What to work on: Leave out the pictures and repeat the data exactly.

BEGIN

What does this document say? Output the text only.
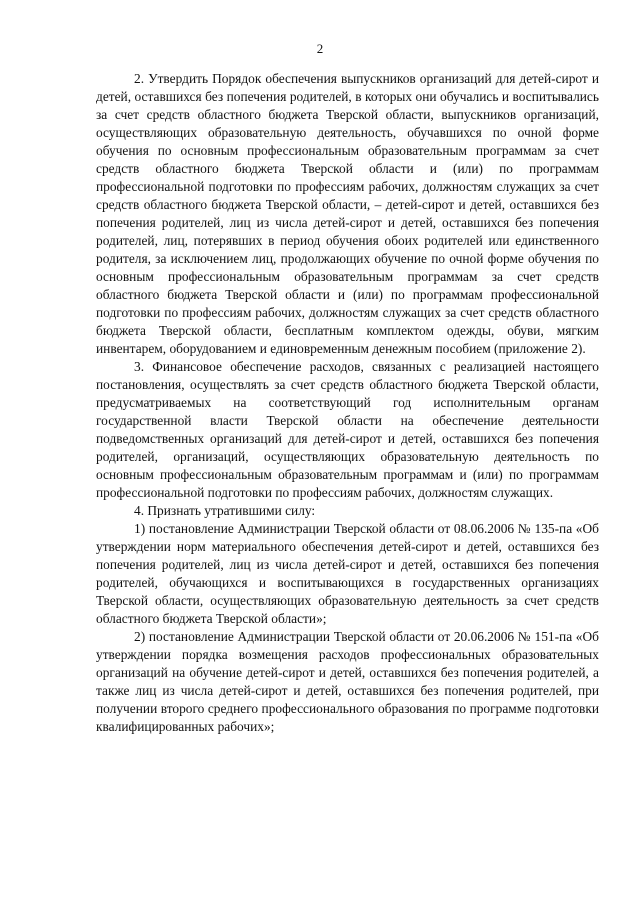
2

2. Утвердить Порядок обеспечения выпускников организаций для детей-сирот и детей, оставшихся без попечения родителей, в которых они обучались и воспитывались за счет средств областного бюджета Тверской области, выпускников организаций, осуществляющих образовательную деятельность, обучавшихся по очной форме обучения по основным профессиональным образовательным программам за счет средств областного бюджета Тверской области и (или) по программам профессиональной подготовки по профессиям рабочих, должностям служащих за счет средств областного бюджета Тверской области, – детей-сирот и детей, оставшихся без попечения родителей, лиц из числа детей-сирот и детей, оставшихся без попечения родителей, лиц, потерявших в период обучения обоих родителей или единственного родителя, за исключением лиц, продолжающих обучение по очной форме обучения по основным профессиональным образовательным программам за счет средств областного бюджета Тверской области и (или) по программам профессиональной подготовки по профессиям рабочих, должностям служащих за счет средств областного бюджета Тверской области, бесплатным комплектом одежды, обуви, мягким инвентарем, оборудованием и единовременным денежным пособием (приложение 2).

3. Финансовое обеспечение расходов, связанных с реализацией настоящего постановления, осуществлять за счет средств областного бюджета Тверской области, предусматриваемых на соответствующий год исполнительным органам государственной власти Тверской области на обеспечение деятельности подведомственных организаций для детей-сирот и детей, оставшихся без попечения родителей, организаций, осуществляющих образовательную деятельность по основным профессиональным образовательным программам и (или) по программам профессиональной подготовки по профессиям рабочих, должностям служащих.

4. Признать утратившими силу:

1) постановление Администрации Тверской области от 08.06.2006 № 135-па «Об утверждении норм материального обеспечения детей-сирот и детей, оставшихся без попечения родителей, лиц из числа детей-сирот и детей, оставшихся без попечения родителей, обучающихся и воспитывающихся в государственных организациях Тверской области, осуществляющих образовательную деятельность за счет средств областного бюджета Тверской области»;

2) постановление Администрации Тверской области от 20.06.2006 № 151-па «Об утверждении порядка возмещения расходов профессиональных образовательных организаций на обучение детей-сирот и детей, оставшихся без попечения родителей, а также лиц из числа детей-сирот и детей, оставшихся без попечения родителей, при получении второго среднего профессионального образования по программе подготовки квалифицированных рабочих»;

END

Result of this exercise:
What does this document say? Output the text only.
2

2. Утвердить Порядок обеспечения выпускников организаций для детей-сирот и детей, оставшихся без попечения родителей, в которых они обучались и воспитывались за счет средств областного бюджета Тверской области, выпускников организаций, осуществляющих образовательную деятельность, обучавшихся по очной форме обучения по основным профессиональным образовательным программам за счет средств областного бюджета Тверской области и (или) по программам профессиональной подготовки по профессиям рабочих, должностям служащих за счет средств областного бюджета Тверской области, – детей-сирот и детей, оставшихся без попечения родителей, лиц из числа детей-сирот и детей, оставшихся без попечения родителей, лиц, потерявших в период обучения обоих родителей или единственного родителя, за исключением лиц, продолжающих обучение по очной форме обучения по основным профессиональным образовательным программам за счет средств областного бюджета Тверской области и (или) по программам профессиональной подготовки по профессиям рабочих, должностям служащих за счет средств областного бюджета Тверской области, бесплатным комплектом одежды, обуви, мягким инвентарем, оборудованием и единовременным денежным пособием (приложение 2).

3. Финансовое обеспечение расходов, связанных с реализацией настоящего постановления, осуществлять за счет средств областного бюджета Тверской области, предусматриваемых на соответствующий год исполнительным органам государственной власти Тверской области на обеспечение деятельности подведомственных организаций для детей-сирот и детей, оставшихся без попечения родителей, организаций, осуществляющих образовательную деятельность по основным профессиональным образовательным программам и (или) по программам профессиональной подготовки по профессиям рабочих, должностям служащих.

4. Признать утратившими силу:

1) постановление Администрации Тверской области от 08.06.2006 № 135-па «Об утверждении норм материального обеспечения детей-сирот и детей, оставшихся без попечения родителей, лиц из числа детей-сирот и детей, оставшихся без попечения родителей, обучающихся и воспитывающихся в государственных организациях Тверской области, осуществляющих образовательную деятельность за счет средств областного бюджета Тверской области»;

2) постановление Администрации Тверской области от 20.06.2006 № 151-па «Об утверждении порядка возмещения расходов профессиональных образовательных организаций на обучение детей-сирот и детей, оставшихся без попечения родителей, а также лиц из числа детей-сирот и детей, оставшихся без попечения родителей, при получении второго среднего профессионального образования по программе подготовки квалифицированных рабочих»;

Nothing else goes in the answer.